▶ [Required work]
How many lines in these records include the string "provided"? Reply with that number alone.

------------------------------------------------------------

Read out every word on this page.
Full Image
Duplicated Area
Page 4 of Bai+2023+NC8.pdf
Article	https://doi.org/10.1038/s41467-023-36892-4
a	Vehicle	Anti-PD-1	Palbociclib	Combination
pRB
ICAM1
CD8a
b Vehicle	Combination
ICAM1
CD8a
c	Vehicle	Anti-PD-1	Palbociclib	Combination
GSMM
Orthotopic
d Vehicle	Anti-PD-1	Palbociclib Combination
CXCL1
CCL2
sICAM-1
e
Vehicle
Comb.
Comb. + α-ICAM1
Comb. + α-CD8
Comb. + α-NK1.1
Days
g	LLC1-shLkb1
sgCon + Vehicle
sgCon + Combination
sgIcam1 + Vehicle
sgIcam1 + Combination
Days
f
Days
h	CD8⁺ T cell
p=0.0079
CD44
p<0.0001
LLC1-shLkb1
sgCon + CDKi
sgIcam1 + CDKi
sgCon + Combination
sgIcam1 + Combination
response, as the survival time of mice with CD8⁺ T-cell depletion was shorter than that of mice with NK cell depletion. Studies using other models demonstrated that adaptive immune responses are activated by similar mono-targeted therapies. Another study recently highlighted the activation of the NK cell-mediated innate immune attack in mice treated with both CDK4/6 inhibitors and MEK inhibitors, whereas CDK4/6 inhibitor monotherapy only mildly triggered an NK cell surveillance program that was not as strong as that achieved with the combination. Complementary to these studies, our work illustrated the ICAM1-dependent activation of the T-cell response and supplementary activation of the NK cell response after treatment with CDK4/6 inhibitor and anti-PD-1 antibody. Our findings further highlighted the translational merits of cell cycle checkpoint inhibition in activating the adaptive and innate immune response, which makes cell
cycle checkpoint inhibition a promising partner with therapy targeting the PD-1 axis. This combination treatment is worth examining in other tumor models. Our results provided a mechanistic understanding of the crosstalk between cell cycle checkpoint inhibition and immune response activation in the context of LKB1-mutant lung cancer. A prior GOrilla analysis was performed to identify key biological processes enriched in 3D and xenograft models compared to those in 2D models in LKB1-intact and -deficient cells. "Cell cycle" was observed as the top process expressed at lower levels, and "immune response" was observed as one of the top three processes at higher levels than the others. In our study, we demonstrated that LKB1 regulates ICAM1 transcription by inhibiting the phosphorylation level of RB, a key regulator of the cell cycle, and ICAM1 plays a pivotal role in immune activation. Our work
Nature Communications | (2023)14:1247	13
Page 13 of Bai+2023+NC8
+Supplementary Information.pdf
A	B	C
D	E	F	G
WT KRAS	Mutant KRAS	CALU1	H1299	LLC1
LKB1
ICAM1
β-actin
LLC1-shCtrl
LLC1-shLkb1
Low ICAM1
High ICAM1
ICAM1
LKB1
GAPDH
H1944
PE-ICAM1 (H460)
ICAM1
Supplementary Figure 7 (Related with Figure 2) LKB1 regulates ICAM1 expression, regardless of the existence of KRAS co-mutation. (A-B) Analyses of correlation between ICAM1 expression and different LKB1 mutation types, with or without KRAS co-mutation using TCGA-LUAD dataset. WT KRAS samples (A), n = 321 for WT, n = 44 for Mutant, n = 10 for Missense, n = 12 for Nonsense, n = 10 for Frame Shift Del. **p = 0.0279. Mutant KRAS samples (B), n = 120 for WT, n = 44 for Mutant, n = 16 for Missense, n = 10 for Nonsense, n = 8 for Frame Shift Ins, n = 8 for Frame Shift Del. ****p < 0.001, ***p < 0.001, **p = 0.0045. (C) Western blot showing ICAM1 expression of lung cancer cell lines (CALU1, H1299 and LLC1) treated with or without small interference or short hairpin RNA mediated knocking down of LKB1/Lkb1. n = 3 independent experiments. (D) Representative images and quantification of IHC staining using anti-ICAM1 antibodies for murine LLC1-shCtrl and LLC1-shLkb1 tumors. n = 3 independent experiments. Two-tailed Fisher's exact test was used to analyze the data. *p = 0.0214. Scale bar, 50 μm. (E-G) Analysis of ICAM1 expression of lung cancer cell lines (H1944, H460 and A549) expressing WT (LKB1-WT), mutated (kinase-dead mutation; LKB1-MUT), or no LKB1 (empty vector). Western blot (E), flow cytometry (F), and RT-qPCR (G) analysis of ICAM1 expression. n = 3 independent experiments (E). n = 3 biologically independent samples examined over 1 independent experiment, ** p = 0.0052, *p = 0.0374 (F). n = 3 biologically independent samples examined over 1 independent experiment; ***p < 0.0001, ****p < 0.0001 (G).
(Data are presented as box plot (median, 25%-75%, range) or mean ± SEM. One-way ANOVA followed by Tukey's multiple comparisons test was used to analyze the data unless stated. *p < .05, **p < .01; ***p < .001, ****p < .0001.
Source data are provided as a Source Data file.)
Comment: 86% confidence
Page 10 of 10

------------------------------------------------------------

▶ [Task output]
2